Written request: Your copy of the material below should match it exactly, except that it holds no pictures.

start

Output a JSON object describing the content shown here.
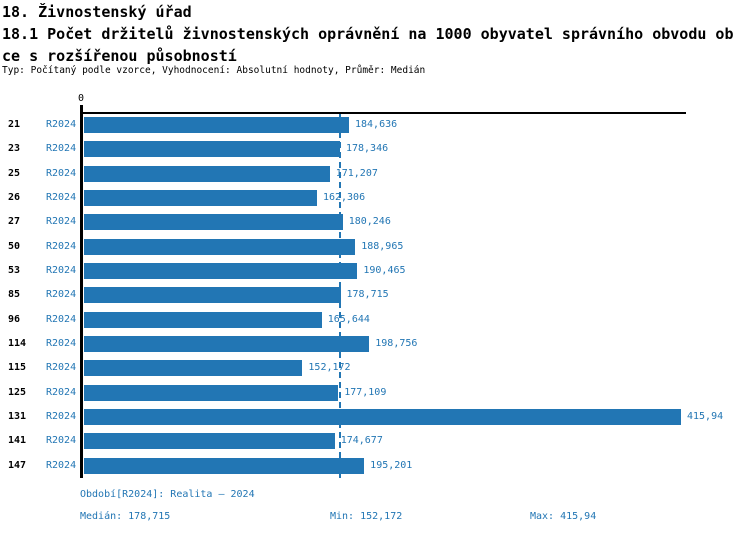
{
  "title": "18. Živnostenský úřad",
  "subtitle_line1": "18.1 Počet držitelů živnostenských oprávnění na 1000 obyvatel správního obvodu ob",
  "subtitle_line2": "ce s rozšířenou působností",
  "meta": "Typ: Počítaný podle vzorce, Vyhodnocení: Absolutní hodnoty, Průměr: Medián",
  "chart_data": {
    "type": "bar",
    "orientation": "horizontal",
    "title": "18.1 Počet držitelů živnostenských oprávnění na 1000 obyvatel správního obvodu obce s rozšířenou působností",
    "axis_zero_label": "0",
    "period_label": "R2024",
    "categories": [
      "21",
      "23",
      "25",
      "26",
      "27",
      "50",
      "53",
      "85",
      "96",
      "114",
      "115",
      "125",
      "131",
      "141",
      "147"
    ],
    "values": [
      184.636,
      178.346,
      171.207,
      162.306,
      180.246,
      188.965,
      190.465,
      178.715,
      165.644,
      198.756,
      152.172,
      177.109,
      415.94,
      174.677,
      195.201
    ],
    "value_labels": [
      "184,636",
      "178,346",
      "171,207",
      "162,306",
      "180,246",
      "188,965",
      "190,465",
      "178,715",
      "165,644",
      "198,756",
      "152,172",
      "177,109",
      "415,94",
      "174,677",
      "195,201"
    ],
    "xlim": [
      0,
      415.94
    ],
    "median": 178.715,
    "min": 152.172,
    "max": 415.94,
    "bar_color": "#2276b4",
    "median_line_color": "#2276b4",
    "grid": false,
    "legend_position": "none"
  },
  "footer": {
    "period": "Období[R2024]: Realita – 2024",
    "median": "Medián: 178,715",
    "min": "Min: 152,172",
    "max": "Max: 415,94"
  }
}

end

Written answer:
Output a JSON object describing the content shown here.
{
  "title": "18. Živnostenský úřad",
  "subtitle_line1": "18.1 Počet držitelů živnostenských oprávnění na 1000 obyvatel správního obvodu ob",
  "subtitle_line2": "ce s rozšířenou působností",
  "meta": "Typ: Počítaný podle vzorce, Vyhodnocení: Absolutní hodnoty, Průměr: Medián",
  "chart_data": {
    "type": "bar",
    "orientation": "horizontal",
    "title": "18.1 Počet držitelů živnostenských oprávnění na 1000 obyvatel správního obvodu obce s rozšířenou působností",
    "axis_zero_label": "0",
    "period_label": "R2024",
    "categories": [
      "21",
      "23",
      "25",
      "26",
      "27",
      "50",
      "53",
      "85",
      "96",
      "114",
      "115",
      "125",
      "131",
      "141",
      "147"
    ],
    "values": [
      184.636,
      178.346,
      171.207,
      162.306,
      180.246,
      188.965,
      190.465,
      178.715,
      165.644,
      198.756,
      152.172,
      177.109,
      415.94,
      174.677,
      195.201
    ],
    "value_labels": [
      "184,636",
      "178,346",
      "171,207",
      "162,306",
      "180,246",
      "188,965",
      "190,465",
      "178,715",
      "165,644",
      "198,756",
      "152,172",
      "177,109",
      "415,94",
      "174,677",
      "195,201"
    ],
    "xlim": [
      0,
      415.94
    ],
    "median": 178.715,
    "min": 152.172,
    "max": 415.94,
    "bar_color": "#2276b4",
    "median_line_color": "#2276b4",
    "grid": false,
    "legend_position": "none"
  },
  "footer": {
    "period": "Období[R2024]: Realita – 2024",
    "median": "Medián: 178,715",
    "min": "Min: 152,172",
    "max": "Max: 415,94"
  }
}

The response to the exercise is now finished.